• RECORD LIST:

-*-*-

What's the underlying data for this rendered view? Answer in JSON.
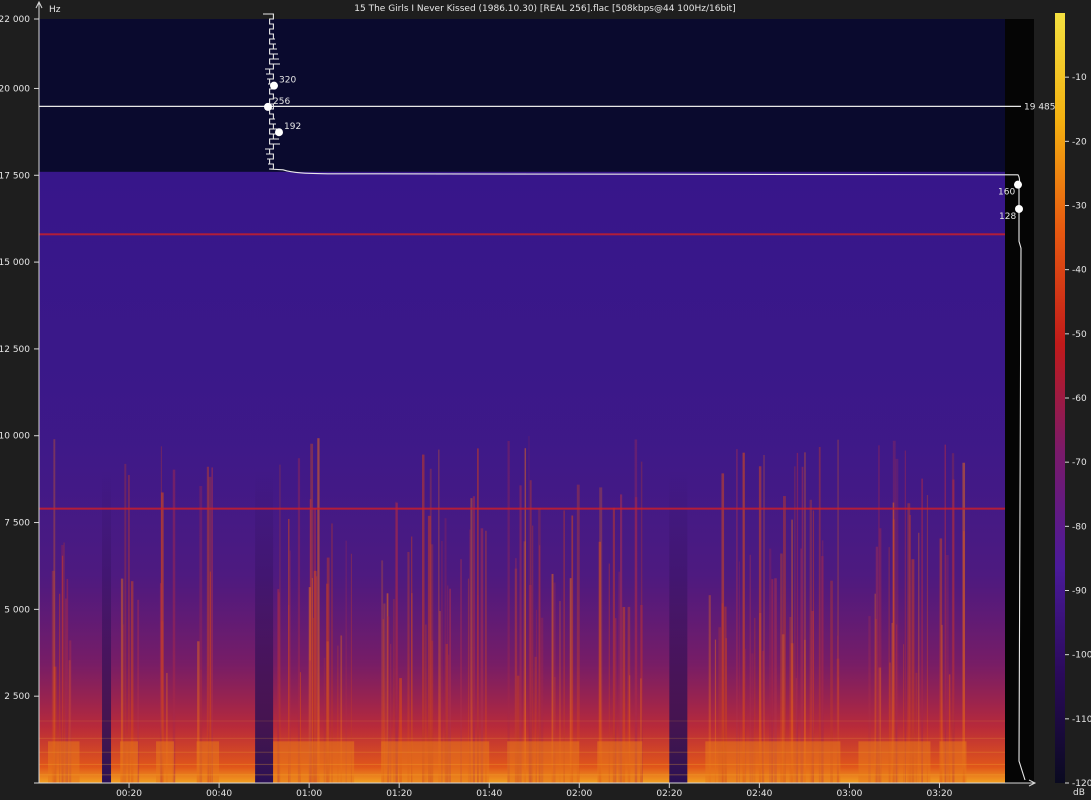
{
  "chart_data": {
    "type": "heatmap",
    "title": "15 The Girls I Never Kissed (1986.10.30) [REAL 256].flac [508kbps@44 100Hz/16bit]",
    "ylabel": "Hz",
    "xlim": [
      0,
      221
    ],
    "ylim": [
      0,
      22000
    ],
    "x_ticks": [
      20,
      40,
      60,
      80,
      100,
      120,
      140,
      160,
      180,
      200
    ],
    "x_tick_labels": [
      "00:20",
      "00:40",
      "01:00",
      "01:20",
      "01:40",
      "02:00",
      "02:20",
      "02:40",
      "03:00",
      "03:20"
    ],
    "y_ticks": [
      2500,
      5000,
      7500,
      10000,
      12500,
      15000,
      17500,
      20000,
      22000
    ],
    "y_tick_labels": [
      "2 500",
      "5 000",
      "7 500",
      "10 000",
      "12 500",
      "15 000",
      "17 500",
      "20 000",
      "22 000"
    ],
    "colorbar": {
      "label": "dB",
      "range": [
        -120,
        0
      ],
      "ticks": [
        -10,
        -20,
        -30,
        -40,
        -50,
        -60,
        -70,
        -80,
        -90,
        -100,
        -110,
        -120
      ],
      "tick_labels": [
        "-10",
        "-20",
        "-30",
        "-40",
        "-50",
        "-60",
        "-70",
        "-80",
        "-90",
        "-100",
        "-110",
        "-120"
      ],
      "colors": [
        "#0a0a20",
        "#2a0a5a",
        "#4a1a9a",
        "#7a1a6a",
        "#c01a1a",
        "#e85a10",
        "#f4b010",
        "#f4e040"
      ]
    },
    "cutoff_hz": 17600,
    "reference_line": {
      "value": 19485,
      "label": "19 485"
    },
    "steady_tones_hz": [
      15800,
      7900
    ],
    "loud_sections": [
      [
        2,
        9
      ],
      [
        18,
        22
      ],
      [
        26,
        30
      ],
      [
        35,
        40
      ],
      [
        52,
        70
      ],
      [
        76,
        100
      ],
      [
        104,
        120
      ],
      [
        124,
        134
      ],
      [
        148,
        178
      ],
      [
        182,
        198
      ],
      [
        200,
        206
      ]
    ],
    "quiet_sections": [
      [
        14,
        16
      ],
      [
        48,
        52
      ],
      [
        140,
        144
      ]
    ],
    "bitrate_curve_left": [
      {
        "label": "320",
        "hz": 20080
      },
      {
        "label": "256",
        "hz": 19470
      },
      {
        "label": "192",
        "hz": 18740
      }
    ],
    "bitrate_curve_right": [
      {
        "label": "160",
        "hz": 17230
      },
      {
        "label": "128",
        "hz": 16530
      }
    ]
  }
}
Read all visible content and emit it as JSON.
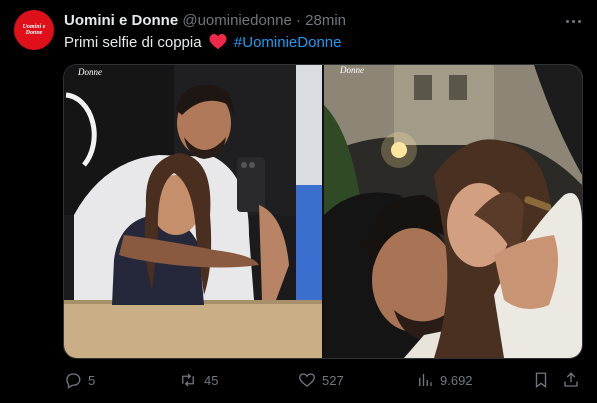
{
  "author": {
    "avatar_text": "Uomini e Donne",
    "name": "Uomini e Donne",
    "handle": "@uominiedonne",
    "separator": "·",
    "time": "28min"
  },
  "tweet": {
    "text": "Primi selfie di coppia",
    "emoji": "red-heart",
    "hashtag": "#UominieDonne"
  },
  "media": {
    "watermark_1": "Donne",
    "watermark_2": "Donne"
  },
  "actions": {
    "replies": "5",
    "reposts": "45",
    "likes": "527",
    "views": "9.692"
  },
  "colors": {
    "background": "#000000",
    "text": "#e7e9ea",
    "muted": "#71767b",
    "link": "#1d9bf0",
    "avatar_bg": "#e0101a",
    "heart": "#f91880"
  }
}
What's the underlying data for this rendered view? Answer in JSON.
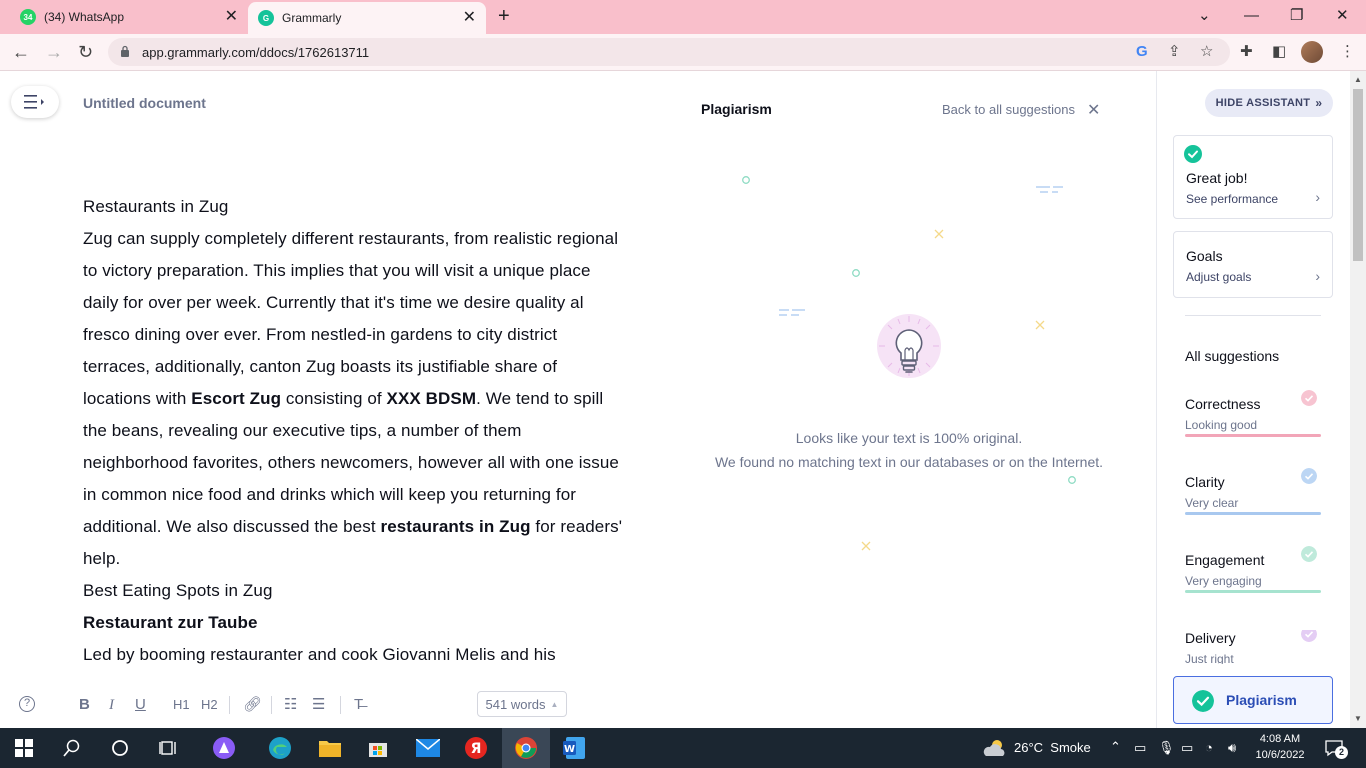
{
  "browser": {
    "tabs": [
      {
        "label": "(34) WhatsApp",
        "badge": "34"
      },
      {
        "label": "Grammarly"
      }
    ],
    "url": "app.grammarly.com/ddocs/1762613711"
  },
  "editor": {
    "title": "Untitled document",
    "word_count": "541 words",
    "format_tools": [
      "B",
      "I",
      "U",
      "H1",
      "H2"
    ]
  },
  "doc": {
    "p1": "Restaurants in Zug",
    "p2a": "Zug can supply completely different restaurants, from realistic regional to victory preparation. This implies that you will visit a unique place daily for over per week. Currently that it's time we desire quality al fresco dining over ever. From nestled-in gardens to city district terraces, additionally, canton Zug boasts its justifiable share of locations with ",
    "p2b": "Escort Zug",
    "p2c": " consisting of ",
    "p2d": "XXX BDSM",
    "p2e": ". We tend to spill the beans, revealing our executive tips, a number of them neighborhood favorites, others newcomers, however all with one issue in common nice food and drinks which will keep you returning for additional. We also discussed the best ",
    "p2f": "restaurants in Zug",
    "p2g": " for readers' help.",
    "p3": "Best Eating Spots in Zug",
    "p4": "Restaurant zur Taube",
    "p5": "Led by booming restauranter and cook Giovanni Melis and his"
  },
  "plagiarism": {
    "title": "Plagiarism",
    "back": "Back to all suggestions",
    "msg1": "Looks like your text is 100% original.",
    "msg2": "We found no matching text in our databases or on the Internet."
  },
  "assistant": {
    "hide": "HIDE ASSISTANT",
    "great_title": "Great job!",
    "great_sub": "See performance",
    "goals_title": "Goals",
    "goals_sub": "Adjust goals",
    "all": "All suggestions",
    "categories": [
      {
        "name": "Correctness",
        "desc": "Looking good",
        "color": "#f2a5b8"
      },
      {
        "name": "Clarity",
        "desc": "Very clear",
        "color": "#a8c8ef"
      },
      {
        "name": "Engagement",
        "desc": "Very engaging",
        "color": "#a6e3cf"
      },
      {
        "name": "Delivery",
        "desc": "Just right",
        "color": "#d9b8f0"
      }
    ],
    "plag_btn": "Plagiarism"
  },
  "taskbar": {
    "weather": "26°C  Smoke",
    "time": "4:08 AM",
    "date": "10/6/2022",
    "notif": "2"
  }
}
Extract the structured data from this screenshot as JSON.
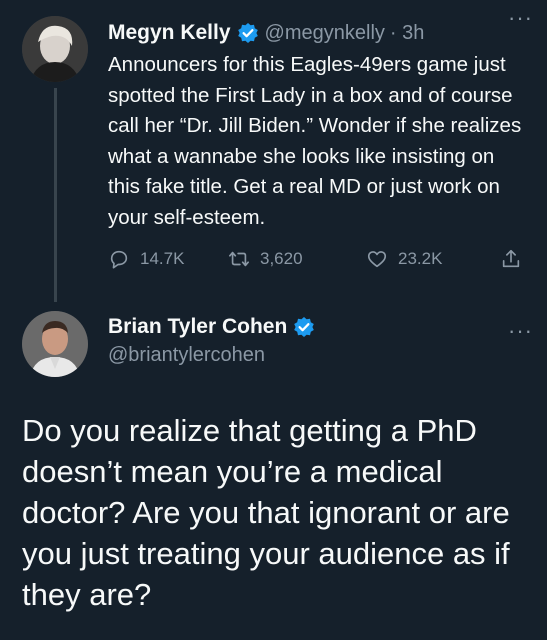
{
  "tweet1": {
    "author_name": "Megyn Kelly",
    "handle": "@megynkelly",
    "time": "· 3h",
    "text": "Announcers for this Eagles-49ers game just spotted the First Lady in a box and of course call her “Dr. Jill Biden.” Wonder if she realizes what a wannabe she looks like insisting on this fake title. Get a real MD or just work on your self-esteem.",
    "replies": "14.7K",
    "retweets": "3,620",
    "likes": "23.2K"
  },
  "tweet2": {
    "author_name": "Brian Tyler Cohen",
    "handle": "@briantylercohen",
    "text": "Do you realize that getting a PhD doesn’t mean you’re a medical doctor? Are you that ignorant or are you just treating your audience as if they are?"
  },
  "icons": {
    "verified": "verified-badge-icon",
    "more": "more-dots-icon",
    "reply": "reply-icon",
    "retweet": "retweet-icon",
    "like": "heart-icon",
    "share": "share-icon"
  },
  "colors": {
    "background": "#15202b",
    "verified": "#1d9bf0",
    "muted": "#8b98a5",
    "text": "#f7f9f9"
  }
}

-*-*-

• PROBLEM TO WORK ON: Give all the lines above again, character for character, without pictures.

• COMPLETED TASK:
What's the underlying data for this rendered view? Answer in JSON.
{
  "chart_data": {
    "type": "heatmap",
    "title": "15 The Girls I Never Kissed (1986.10.30) [REAL 256].flac [508kbps@44 100Hz/16bit]",
    "ylabel": "Hz",
    "xlim": [
      0,
      221
    ],
    "ylim": [
      0,
      22000
    ],
    "x_ticks": [
      20,
      40,
      60,
      80,
      100,
      120,
      140,
      160,
      180,
      200
    ],
    "x_tick_labels": [
      "00:20",
      "00:40",
      "01:00",
      "01:20",
      "01:40",
      "02:00",
      "02:20",
      "02:40",
      "03:00",
      "03:20"
    ],
    "y_ticks": [
      2500,
      5000,
      7500,
      10000,
      12500,
      15000,
      17500,
      20000,
      22000
    ],
    "y_tick_labels": [
      "2 500",
      "5 000",
      "7 500",
      "10 000",
      "12 500",
      "15 000",
      "17 500",
      "20 000",
      "22 000"
    ],
    "colorbar": {
      "label": "dB",
      "range": [
        -120,
        0
      ],
      "ticks": [
        -10,
        -20,
        -30,
        -40,
        -50,
        -60,
        -70,
        -80,
        -90,
        -100,
        -110,
        -120
      ],
      "tick_labels": [
        "-10",
        "-20",
        "-30",
        "-40",
        "-50",
        "-60",
        "-70",
        "-80",
        "-90",
        "-100",
        "-110",
        "-120"
      ],
      "colors": [
        "#0a0a20",
        "#2a0a5a",
        "#4a1a9a",
        "#7a1a6a",
        "#c01a1a",
        "#e85a10",
        "#f4b010",
        "#f4e040"
      ]
    },
    "cutoff_hz": 17600,
    "reference_line": {
      "value": 19485,
      "label": "19 485"
    },
    "steady_tones_hz": [
      15800,
      7900
    ],
    "loud_sections": [
      [
        2,
        9
      ],
      [
        18,
        22
      ],
      [
        26,
        30
      ],
      [
        35,
        40
      ],
      [
        52,
        70
      ],
      [
        76,
        100
      ],
      [
        104,
        120
      ],
      [
        124,
        134
      ],
      [
        148,
        178
      ],
      [
        182,
        198
      ],
      [
        200,
        206
      ]
    ],
    "quiet_sections": [
      [
        14,
        16
      ],
      [
        48,
        52
      ],
      [
        140,
        144
      ]
    ],
    "bitrate_curve_left": [
      {
        "label": "320",
        "hz": 20080
      },
      {
        "label": "256",
        "hz": 19470
      },
      {
        "label": "192",
        "hz": 18740
      }
    ],
    "bitrate_curve_right": [
      {
        "label": "160",
        "hz": 17230
      },
      {
        "label": "128",
        "hz": 16530
      }
    ]
  }
}
Read all visible content and emit it as JSON.
{
  "author": {
    "avatar_text": "Uomini e Donne",
    "name": "Uomini e Donne",
    "handle": "@uominiedonne",
    "separator": "·",
    "time": "28min"
  },
  "tweet": {
    "text": "Primi selfie di coppia",
    "emoji": "red-heart",
    "hashtag": "#UominieDonne"
  },
  "media": {
    "watermark_1": "Donne",
    "watermark_2": "Donne"
  },
  "actions": {
    "replies": "5",
    "reposts": "45",
    "likes": "527",
    "views": "9.692"
  },
  "colors": {
    "background": "#000000",
    "text": "#e7e9ea",
    "muted": "#71767b",
    "link": "#1d9bf0",
    "avatar_bg": "#e0101a",
    "heart": "#f91880"
  }
}
What's the underlying data for this rendered view? Answer in JSON.
{
  "browser": {
    "tabs": [
      {
        "label": "(34) WhatsApp",
        "badge": "34"
      },
      {
        "label": "Grammarly"
      }
    ],
    "url": "app.grammarly.com/ddocs/1762613711"
  },
  "editor": {
    "title": "Untitled document",
    "word_count": "541 words",
    "format_tools": [
      "B",
      "I",
      "U",
      "H1",
      "H2"
    ]
  },
  "doc": {
    "p1": "Restaurants in Zug",
    "p2a": "Zug can supply completely different restaurants, from realistic regional to victory preparation. This implies that you will visit a unique place daily for over per week. Currently that it's time we desire quality al fresco dining over ever. From nestled-in gardens to city district terraces, additionally, canton Zug boasts its justifiable share of locations with ",
    "p2b": "Escort Zug",
    "p2c": " consisting of ",
    "p2d": "XXX BDSM",
    "p2e": ". We tend to spill the beans, revealing our executive tips, a number of them neighborhood favorites, others newcomers, however all with one issue in common nice food and drinks which will keep you returning for additional. We also discussed the best ",
    "p2f": "restaurants in Zug",
    "p2g": " for readers' help.",
    "p3": "Best Eating Spots in Zug",
    "p4": "Restaurant zur Taube",
    "p5": "Led by booming restauranter and cook Giovanni Melis and his"
  },
  "plagiarism": {
    "title": "Plagiarism",
    "back": "Back to all suggestions",
    "msg1": "Looks like your text is 100% original.",
    "msg2": "We found no matching text in our databases or on the Internet."
  },
  "assistant": {
    "hide": "HIDE ASSISTANT",
    "great_title": "Great job!",
    "great_sub": "See performance",
    "goals_title": "Goals",
    "goals_sub": "Adjust goals",
    "all": "All suggestions",
    "categories": [
      {
        "name": "Correctness",
        "desc": "Looking good",
        "color": "#f2a5b8"
      },
      {
        "name": "Clarity",
        "desc": "Very clear",
        "color": "#a8c8ef"
      },
      {
        "name": "Engagement",
        "desc": "Very engaging",
        "color": "#a6e3cf"
      },
      {
        "name": "Delivery",
        "desc": "Just right",
        "color": "#d9b8f0"
      }
    ],
    "plag_btn": "Plagiarism"
  },
  "taskbar": {
    "weather": "26°C  Smoke",
    "time": "4:08 AM",
    "date": "10/6/2022",
    "notif": "2"
  }
}
Extract the structured data from this screenshot as JSON.
{
  "tweet1": {
    "author_name": "Megyn Kelly",
    "handle": "@megynkelly",
    "time": "· 3h",
    "text": "Announcers for this Eagles-49ers game just spotted the First Lady in a box and of course call her “Dr. Jill Biden.” Wonder if she realizes what a wannabe she looks like insisting on this fake title. Get a real MD or just work on your self-esteem.",
    "replies": "14.7K",
    "retweets": "3,620",
    "likes": "23.2K"
  },
  "tweet2": {
    "author_name": "Brian Tyler Cohen",
    "handle": "@briantylercohen",
    "text": "Do you realize that getting a PhD doesn’t mean you’re a medical doctor? Are you that ignorant or are you just treating your audience as if they are?"
  },
  "icons": {
    "verified": "verified-badge-icon",
    "more": "more-dots-icon",
    "reply": "reply-icon",
    "retweet": "retweet-icon",
    "like": "heart-icon",
    "share": "share-icon"
  },
  "colors": {
    "background": "#15202b",
    "verified": "#1d9bf0",
    "muted": "#8b98a5",
    "text": "#f7f9f9"
  }
}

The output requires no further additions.